=== Stated task ===
Comb the records below for the string "text" and copy each line where it turns up.

=== Data to use ===
Begin
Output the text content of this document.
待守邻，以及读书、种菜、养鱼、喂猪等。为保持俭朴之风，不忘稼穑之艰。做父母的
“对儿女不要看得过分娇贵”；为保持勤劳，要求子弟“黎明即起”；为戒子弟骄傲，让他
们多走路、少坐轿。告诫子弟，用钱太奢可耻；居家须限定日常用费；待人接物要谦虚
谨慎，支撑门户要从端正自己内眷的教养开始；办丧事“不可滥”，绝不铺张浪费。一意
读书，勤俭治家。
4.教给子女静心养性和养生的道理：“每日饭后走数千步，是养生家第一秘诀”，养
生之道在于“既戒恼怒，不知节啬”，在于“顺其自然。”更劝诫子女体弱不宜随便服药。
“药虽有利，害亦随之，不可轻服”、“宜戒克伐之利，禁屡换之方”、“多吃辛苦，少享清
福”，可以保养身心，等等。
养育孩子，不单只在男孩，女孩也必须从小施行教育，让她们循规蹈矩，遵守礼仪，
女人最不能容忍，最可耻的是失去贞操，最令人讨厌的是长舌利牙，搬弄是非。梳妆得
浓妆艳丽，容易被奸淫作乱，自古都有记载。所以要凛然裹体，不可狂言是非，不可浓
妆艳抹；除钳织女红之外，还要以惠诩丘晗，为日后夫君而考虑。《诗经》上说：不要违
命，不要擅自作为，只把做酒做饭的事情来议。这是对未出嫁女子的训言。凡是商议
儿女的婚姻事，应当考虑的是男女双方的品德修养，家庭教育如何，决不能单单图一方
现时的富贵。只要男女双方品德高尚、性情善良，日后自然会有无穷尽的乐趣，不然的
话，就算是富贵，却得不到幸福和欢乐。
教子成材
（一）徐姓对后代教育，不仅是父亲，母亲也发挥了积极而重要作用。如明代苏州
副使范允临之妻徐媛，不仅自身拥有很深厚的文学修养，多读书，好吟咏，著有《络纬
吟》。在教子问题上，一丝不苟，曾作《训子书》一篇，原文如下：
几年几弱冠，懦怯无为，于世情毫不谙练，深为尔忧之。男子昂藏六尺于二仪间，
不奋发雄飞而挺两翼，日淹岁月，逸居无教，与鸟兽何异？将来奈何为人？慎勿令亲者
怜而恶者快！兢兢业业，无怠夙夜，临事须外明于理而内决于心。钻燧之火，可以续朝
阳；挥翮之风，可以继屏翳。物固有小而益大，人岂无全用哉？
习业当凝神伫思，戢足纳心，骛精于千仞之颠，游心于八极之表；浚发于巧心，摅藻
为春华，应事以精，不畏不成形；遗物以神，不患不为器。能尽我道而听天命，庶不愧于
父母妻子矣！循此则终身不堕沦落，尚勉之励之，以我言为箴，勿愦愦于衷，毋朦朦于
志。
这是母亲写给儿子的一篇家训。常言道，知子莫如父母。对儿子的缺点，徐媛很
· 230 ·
End
Begin
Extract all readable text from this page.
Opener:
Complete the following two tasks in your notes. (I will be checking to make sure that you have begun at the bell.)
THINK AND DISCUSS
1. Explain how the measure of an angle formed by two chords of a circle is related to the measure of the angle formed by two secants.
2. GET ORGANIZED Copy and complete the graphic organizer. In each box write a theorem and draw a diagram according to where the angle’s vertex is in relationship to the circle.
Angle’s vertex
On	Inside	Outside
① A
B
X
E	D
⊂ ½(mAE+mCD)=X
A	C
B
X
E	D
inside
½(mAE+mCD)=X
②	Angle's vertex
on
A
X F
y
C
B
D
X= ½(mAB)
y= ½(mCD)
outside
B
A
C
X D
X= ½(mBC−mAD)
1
End
=== The response ===
Output the text content of this document.
Extract all readable text from this page.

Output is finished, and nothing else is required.